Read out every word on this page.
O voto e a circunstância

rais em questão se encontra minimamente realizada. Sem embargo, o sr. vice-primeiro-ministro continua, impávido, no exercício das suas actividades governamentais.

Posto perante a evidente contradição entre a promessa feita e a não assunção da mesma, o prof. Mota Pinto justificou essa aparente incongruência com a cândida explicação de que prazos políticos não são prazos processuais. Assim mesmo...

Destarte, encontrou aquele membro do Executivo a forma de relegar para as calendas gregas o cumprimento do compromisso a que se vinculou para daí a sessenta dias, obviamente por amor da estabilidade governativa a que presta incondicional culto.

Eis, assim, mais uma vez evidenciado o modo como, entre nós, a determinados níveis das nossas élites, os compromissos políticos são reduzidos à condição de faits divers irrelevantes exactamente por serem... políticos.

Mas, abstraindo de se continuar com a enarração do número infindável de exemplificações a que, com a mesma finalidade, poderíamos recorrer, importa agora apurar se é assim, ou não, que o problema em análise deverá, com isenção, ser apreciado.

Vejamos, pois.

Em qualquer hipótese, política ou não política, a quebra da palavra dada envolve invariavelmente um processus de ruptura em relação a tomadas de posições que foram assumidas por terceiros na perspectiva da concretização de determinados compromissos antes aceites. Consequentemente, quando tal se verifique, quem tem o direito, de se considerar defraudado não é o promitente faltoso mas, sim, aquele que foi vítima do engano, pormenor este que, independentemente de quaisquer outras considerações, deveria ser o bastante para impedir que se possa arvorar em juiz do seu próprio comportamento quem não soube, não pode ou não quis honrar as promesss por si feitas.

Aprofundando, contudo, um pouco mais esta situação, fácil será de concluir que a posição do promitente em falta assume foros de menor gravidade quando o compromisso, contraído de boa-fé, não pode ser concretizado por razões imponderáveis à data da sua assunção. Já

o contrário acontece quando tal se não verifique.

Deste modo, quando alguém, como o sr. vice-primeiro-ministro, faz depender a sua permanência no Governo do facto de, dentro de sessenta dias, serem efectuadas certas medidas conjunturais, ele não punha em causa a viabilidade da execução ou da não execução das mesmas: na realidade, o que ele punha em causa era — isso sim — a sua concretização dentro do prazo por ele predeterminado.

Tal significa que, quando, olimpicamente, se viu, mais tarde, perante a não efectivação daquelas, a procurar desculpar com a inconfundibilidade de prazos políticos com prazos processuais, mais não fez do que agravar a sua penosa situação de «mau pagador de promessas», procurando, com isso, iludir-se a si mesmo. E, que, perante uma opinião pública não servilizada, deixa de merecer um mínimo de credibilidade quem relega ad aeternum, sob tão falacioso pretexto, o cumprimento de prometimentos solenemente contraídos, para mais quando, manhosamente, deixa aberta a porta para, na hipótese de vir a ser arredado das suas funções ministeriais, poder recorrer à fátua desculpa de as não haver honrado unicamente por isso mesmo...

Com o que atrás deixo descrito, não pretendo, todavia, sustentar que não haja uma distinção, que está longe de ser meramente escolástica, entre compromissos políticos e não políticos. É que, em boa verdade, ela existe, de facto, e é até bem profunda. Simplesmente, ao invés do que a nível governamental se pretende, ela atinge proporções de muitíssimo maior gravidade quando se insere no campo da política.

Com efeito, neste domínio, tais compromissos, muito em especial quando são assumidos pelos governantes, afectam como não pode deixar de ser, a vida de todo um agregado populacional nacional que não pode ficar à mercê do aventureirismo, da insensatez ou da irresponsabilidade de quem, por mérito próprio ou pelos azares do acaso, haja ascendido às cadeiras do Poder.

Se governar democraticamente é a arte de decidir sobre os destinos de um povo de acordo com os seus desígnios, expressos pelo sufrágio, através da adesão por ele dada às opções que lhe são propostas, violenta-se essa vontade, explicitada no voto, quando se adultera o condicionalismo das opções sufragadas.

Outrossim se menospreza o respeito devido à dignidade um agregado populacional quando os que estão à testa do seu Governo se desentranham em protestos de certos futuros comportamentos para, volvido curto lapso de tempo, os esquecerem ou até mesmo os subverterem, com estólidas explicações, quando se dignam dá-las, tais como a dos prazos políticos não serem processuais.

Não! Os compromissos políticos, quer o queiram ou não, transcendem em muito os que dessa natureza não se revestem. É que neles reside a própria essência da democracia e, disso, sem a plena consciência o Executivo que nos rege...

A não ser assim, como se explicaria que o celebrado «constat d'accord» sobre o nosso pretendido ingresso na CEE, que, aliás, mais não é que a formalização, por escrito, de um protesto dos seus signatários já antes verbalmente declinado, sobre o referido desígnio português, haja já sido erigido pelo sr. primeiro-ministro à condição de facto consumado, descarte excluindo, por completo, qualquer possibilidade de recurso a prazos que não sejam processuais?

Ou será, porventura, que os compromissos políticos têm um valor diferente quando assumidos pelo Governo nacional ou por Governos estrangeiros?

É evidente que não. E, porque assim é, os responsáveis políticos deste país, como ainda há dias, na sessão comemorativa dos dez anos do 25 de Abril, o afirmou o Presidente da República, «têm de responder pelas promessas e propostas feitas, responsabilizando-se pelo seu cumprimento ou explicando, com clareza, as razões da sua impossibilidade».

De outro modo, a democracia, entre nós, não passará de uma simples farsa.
────────────────────────────────────────
*AIM OF THE TASK*
Going through the entries above line by line, work out how many lines include the word "evidente". Only the number is required.

*EXERCISE ANSWER*
2